**Records for the exercise:**

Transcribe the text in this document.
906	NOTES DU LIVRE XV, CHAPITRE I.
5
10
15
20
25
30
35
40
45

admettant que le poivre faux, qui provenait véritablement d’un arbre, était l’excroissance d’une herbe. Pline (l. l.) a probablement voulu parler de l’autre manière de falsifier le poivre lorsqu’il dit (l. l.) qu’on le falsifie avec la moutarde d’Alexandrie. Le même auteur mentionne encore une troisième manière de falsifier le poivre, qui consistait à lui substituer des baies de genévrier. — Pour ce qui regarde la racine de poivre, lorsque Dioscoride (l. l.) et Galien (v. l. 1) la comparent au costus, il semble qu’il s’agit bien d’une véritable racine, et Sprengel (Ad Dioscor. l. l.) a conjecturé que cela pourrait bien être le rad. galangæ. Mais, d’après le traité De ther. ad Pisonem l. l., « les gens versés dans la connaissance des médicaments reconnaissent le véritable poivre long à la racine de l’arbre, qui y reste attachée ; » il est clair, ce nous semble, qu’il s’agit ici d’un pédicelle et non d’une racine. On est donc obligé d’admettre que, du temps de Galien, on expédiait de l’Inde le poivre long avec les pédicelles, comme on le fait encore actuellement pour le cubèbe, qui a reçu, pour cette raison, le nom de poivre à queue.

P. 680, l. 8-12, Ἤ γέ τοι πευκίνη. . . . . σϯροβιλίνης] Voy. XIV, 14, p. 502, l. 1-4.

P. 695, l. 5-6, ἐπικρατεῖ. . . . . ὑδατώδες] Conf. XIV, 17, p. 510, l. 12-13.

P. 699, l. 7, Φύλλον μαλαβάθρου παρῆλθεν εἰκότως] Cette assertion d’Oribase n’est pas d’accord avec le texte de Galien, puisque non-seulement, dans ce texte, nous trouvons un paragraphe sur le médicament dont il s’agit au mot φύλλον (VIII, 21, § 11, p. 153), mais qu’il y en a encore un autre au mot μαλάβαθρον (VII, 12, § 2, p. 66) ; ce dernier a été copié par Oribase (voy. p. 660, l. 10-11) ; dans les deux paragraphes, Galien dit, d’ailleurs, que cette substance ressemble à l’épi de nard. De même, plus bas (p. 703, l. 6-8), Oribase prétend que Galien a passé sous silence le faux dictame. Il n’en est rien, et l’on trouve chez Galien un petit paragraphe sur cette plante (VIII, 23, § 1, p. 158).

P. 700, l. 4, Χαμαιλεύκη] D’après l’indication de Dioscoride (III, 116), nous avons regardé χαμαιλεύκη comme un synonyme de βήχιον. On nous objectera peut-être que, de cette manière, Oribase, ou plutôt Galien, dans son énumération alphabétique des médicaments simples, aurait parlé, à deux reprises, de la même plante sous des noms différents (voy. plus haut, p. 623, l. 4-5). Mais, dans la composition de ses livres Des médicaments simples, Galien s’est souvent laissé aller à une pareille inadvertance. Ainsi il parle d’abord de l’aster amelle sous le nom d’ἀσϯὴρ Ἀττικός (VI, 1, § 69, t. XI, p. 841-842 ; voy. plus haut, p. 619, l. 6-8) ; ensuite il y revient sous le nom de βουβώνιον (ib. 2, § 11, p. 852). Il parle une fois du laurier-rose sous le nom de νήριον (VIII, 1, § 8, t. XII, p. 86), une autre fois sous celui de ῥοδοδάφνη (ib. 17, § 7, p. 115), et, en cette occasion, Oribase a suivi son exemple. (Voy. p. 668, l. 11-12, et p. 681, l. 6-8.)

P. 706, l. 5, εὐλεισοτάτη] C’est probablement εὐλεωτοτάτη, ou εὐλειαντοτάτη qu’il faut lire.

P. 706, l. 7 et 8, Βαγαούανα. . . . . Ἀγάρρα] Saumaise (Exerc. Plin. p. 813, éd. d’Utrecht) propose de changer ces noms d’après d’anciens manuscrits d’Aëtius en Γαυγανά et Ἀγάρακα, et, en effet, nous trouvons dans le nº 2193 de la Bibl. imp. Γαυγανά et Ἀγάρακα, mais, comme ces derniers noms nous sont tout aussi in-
* * *
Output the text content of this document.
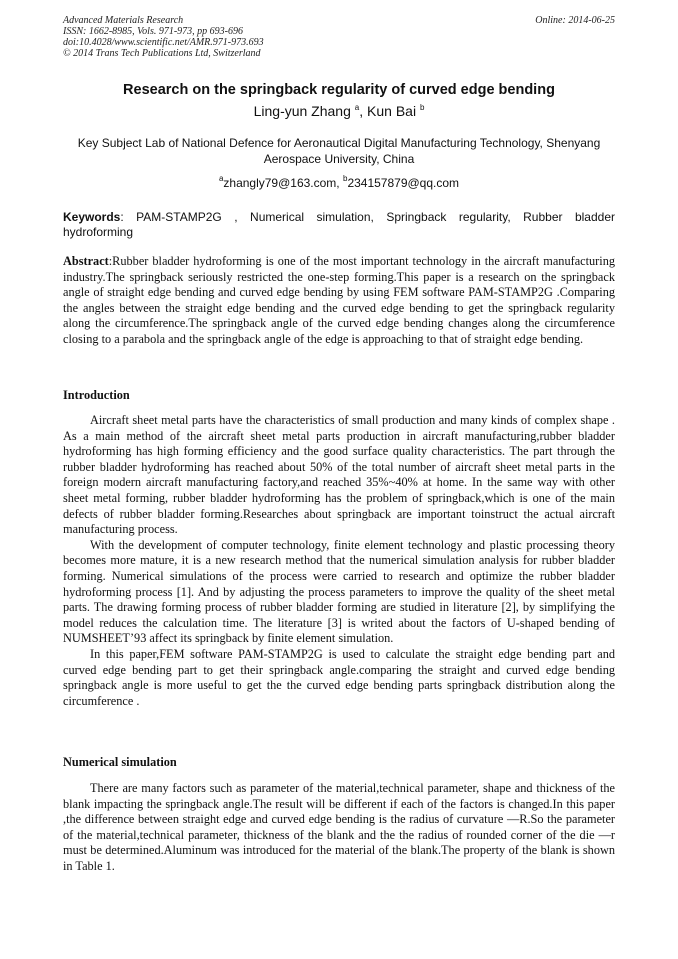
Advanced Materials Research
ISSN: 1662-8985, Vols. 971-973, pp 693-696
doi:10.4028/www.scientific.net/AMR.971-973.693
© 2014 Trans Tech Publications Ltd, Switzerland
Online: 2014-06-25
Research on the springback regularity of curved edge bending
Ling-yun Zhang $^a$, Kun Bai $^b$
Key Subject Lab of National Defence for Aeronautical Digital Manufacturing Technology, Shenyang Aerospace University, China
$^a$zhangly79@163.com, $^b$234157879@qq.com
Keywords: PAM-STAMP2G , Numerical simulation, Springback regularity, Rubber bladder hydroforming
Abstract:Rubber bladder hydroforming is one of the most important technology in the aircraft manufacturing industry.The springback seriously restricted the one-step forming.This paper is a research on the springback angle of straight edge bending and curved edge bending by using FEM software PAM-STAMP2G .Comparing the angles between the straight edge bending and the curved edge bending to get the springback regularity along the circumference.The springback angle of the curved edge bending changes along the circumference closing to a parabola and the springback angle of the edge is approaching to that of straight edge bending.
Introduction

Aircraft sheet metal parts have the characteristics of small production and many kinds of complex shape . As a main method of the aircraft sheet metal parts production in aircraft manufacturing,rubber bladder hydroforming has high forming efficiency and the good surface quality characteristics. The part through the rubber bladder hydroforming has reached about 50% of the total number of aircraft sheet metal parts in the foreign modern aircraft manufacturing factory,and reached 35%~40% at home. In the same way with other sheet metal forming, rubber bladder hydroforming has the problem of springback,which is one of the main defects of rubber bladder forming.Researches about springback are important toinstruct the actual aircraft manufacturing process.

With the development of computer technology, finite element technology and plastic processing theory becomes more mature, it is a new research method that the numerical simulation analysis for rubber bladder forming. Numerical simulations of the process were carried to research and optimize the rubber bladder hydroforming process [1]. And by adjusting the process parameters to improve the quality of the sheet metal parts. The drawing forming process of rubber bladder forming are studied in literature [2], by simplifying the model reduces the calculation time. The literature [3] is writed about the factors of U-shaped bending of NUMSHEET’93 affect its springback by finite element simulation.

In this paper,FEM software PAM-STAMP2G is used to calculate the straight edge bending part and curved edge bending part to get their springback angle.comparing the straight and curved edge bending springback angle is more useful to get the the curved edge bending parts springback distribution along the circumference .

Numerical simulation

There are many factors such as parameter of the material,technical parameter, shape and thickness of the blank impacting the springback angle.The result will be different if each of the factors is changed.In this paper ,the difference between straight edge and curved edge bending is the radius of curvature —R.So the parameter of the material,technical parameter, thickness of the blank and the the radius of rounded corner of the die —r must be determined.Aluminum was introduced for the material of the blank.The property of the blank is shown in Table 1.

**Exercise aim:** Within the records, how many lines include "Oribase"? The answer is the number and nothing else.

**Task response:** 2